_PROMPT_
Reproduce all of the listing below without alteration.

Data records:
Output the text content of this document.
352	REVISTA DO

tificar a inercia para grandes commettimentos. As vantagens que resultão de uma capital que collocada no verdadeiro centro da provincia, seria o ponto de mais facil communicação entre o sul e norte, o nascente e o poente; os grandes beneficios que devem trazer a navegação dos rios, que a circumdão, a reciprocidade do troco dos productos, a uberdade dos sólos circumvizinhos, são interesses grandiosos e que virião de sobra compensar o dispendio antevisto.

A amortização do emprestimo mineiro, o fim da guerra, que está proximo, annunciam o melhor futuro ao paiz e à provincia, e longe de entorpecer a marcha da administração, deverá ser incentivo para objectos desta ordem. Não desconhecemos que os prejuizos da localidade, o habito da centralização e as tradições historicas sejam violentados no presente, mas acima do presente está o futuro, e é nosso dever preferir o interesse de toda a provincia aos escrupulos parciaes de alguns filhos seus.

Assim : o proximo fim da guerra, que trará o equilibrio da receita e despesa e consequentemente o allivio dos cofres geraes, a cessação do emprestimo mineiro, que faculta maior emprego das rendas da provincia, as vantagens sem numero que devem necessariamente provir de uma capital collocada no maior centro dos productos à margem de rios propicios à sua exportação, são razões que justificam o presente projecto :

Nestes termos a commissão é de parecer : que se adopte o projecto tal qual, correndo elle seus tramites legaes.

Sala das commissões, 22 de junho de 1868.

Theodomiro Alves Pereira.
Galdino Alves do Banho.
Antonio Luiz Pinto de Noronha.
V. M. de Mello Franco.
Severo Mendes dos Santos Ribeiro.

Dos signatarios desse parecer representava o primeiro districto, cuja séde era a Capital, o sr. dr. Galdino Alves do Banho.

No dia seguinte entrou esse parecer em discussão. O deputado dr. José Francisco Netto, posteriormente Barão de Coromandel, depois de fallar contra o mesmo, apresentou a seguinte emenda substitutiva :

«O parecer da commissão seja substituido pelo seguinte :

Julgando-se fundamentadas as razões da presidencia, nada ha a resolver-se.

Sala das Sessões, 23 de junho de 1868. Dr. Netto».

_ANSWER FOR THE TASK_
Output the text content of this document.
352	REVISTA DO

tificar a inercia para grandes commettimentos. As vantagens que resultão de uma capital que collocada no verdadeiro centro da provincia, seria o ponto de mais facil communicação entre o sul e norte, o nascente e o poente; os grandes beneficios que devem trazer a navegação dos rios, que a circumdão, a reciprocidade do troco dos productos, a uberdade dos sólos circumvizinhos, são interesses grandiosos e que virião de sobra compensar o dispendio antevisto.

A amortização do emprestimo mineiro, o fim da guerra, que está proximo, annunciam o melhor futuro ao paiz e à provincia, e longe de entorpecer a marcha da administração, deverá ser incentivo para objectos desta ordem. Não desconhecemos que os prejuizos da localidade, o habito da centralização e as tradições historicas sejam violentados no presente, mas acima do presente está o futuro, e é nosso dever preferir o interesse de toda a provincia aos escrupulos parciaes de alguns filhos seus.

Assim : o proximo fim da guerra, que trará o equilibrio da receita e despesa e consequentemente o allivio dos cofres geraes, a cessação do emprestimo mineiro, que faculta maior emprego das rendas da provincia, as vantagens sem numero que devem necessariamente provir de uma capital collocada no maior centro dos productos à margem de rios propicios à sua exportação, são razões que justificam o presente projecto :

Nestes termos a commissão é de parecer : que se adopte o projecto tal qual, correndo elle seus tramites legaes.

Sala das commissões, 22 de junho de 1868.

Theodomiro Alves Pereira.
Galdino Alves do Banho.
Antonio Luiz Pinto de Noronha.
V. M. de Mello Franco.
Severo Mendes dos Santos Ribeiro.

Dos signatarios desse parecer representava o primeiro districto, cuja séde era a Capital, o sr. dr. Galdino Alves do Banho.

No dia seguinte entrou esse parecer em discussão. O deputado dr. José Francisco Netto, posteriormente Barão de Coromandel, depois de fallar contra o mesmo, apresentou a seguinte emenda substitutiva :

«O parecer da commissão seja substituido pelo seguinte :

Julgando-se fundamentadas as razões da presidencia, nada ha a resolver-se.

Sala das Sessões, 23 de junho de 1868. Dr. Netto».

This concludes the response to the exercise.